_ЗАДАНИЕ_
Перепишите все строки ниже, заменив «col-divider» на «column-divider». Остальное оставьте без изменений.

Исходные строки
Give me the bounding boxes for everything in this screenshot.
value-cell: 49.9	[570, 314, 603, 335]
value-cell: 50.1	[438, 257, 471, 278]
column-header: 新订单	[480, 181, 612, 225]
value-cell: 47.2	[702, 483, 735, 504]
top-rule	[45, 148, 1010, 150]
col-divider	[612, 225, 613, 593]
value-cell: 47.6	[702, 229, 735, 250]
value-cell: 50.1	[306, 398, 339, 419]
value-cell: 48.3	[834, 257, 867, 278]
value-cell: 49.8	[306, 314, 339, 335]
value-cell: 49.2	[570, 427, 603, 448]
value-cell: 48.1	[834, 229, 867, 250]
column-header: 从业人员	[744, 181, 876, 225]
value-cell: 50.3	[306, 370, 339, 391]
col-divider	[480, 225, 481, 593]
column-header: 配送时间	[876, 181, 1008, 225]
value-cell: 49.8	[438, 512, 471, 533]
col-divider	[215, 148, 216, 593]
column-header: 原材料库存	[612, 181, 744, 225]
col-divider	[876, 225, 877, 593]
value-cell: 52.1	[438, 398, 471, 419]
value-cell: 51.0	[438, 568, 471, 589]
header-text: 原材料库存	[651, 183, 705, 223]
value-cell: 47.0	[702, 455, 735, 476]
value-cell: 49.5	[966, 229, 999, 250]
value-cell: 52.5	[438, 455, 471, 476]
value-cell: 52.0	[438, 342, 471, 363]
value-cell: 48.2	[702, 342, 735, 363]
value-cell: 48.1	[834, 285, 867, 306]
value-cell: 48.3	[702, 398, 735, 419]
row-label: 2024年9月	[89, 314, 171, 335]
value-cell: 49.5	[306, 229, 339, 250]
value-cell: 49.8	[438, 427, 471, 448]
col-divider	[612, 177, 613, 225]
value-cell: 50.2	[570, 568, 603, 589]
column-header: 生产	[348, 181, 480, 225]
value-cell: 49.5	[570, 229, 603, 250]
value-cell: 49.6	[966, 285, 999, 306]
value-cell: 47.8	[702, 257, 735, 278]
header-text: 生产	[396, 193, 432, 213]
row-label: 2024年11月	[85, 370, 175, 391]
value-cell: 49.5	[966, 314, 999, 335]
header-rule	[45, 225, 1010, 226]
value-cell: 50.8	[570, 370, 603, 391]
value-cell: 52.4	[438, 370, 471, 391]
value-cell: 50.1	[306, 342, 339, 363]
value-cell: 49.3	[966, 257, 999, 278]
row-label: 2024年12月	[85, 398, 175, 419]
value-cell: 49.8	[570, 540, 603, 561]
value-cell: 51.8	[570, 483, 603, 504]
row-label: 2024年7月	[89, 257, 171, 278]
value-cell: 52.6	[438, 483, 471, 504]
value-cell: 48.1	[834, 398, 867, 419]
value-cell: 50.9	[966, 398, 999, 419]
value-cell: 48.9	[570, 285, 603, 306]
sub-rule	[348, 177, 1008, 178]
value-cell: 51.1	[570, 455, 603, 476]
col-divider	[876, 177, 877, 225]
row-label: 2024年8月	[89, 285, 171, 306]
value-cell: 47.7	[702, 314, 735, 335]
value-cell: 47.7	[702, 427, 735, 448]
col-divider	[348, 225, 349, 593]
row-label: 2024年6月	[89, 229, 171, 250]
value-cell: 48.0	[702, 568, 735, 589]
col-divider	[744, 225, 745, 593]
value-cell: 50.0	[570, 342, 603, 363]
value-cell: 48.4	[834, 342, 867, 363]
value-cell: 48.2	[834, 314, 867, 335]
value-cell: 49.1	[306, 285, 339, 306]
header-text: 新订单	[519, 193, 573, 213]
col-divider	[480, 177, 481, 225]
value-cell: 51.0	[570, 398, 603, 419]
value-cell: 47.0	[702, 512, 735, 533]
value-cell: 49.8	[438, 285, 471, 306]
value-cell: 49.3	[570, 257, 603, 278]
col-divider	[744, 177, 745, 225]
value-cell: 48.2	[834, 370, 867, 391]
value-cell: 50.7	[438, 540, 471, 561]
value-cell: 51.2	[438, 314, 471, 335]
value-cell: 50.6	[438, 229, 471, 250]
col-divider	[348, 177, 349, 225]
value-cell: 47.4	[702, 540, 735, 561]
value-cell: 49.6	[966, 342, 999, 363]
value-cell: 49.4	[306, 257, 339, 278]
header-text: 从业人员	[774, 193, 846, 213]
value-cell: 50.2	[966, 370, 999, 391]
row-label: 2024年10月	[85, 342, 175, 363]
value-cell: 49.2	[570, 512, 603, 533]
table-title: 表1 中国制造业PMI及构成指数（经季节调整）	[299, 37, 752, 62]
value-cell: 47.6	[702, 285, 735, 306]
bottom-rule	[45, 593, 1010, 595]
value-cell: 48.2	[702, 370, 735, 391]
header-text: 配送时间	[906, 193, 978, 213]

_ОЖИДАЕМЫЙ ОТВЕТ_
Give me the bounding boxes for everything in this screenshot.
value-cell: 49.9	[570, 314, 603, 335]
value-cell: 50.1	[438, 257, 471, 278]
column-header: 新订单	[480, 181, 612, 225]
value-cell: 47.2	[702, 483, 735, 504]
top-rule	[45, 148, 1010, 150]
column-divider	[612, 225, 613, 593]
value-cell: 47.6	[702, 229, 735, 250]
value-cell: 50.1	[306, 398, 339, 419]
value-cell: 48.3	[834, 257, 867, 278]
value-cell: 49.8	[306, 314, 339, 335]
value-cell: 49.2	[570, 427, 603, 448]
value-cell: 48.1	[834, 229, 867, 250]
column-header: 从业人员	[744, 181, 876, 225]
value-cell: 50.3	[306, 370, 339, 391]
column-divider	[480, 225, 481, 593]
column-header: 配送时间	[876, 181, 1008, 225]
value-cell: 49.8	[438, 512, 471, 533]
column-divider	[215, 148, 216, 593]
column-header: 原材料库存	[612, 181, 744, 225]
column-divider	[876, 225, 877, 593]
value-cell: 52.1	[438, 398, 471, 419]
value-cell: 51.0	[438, 568, 471, 589]
header-text: 原材料库存	[651, 183, 705, 223]
value-cell: 47.0	[702, 455, 735, 476]
value-cell: 49.5	[966, 229, 999, 250]
value-cell: 52.5	[438, 455, 471, 476]
value-cell: 52.0	[438, 342, 471, 363]
value-cell: 48.2	[702, 342, 735, 363]
value-cell: 48.1	[834, 285, 867, 306]
value-cell: 48.3	[702, 398, 735, 419]
row-label: 2024年9月	[89, 314, 171, 335]
value-cell: 49.5	[306, 229, 339, 250]
value-cell: 49.8	[438, 427, 471, 448]
column-divider	[612, 177, 613, 225]
value-cell: 50.2	[570, 568, 603, 589]
column-header: 生产	[348, 181, 480, 225]
value-cell: 49.5	[570, 229, 603, 250]
value-cell: 49.6	[966, 285, 999, 306]
value-cell: 47.8	[702, 257, 735, 278]
header-text: 生产	[396, 193, 432, 213]
row-label: 2024年11月	[85, 370, 175, 391]
value-cell: 49.5	[966, 314, 999, 335]
header-rule	[45, 225, 1010, 226]
value-cell: 50.8	[570, 370, 603, 391]
value-cell: 52.4	[438, 370, 471, 391]
value-cell: 50.1	[306, 342, 339, 363]
value-cell: 49.3	[966, 257, 999, 278]
row-label: 2024年12月	[85, 398, 175, 419]
value-cell: 49.8	[570, 540, 603, 561]
value-cell: 51.8	[570, 483, 603, 504]
row-label: 2024年7月	[89, 257, 171, 278]
value-cell: 52.6	[438, 483, 471, 504]
value-cell: 48.1	[834, 398, 867, 419]
value-cell: 50.9	[966, 398, 999, 419]
value-cell: 48.9	[570, 285, 603, 306]
sub-rule	[348, 177, 1008, 178]
value-cell: 51.1	[570, 455, 603, 476]
column-divider	[876, 177, 877, 225]
row-label: 2024年8月	[89, 285, 171, 306]
value-cell: 47.7	[702, 314, 735, 335]
value-cell: 47.7	[702, 427, 735, 448]
column-divider	[348, 225, 349, 593]
row-label: 2024年6月	[89, 229, 171, 250]
value-cell: 48.0	[702, 568, 735, 589]
column-divider	[744, 225, 745, 593]
value-cell: 50.0	[570, 342, 603, 363]
value-cell: 48.4	[834, 342, 867, 363]
value-cell: 48.2	[834, 314, 867, 335]
value-cell: 49.1	[306, 285, 339, 306]
header-text: 新订单	[519, 193, 573, 213]
column-divider	[480, 177, 481, 225]
value-cell: 51.0	[570, 398, 603, 419]
value-cell: 47.0	[702, 512, 735, 533]
value-cell: 49.8	[438, 285, 471, 306]
value-cell: 49.3	[570, 257, 603, 278]
column-divider	[744, 177, 745, 225]
value-cell: 48.2	[834, 370, 867, 391]
value-cell: 50.7	[438, 540, 471, 561]
value-cell: 51.2	[438, 314, 471, 335]
value-cell: 50.6	[438, 229, 471, 250]
column-divider	[348, 177, 349, 225]
value-cell: 47.4	[702, 540, 735, 561]
value-cell: 49.6	[966, 342, 999, 363]
value-cell: 49.4	[306, 257, 339, 278]
header-text: 从业人员	[774, 193, 846, 213]
value-cell: 50.2	[966, 370, 999, 391]
row-label: 2024年10月	[85, 342, 175, 363]
value-cell: 49.2	[570, 512, 603, 533]
table-title: 表1 中国制造业PMI及构成指数（经季节调整）	[299, 37, 752, 62]
value-cell: 47.6	[702, 285, 735, 306]
bottom-rule	[45, 593, 1010, 595]
value-cell: 48.2	[702, 370, 735, 391]
header-text: 配送时间	[906, 193, 978, 213]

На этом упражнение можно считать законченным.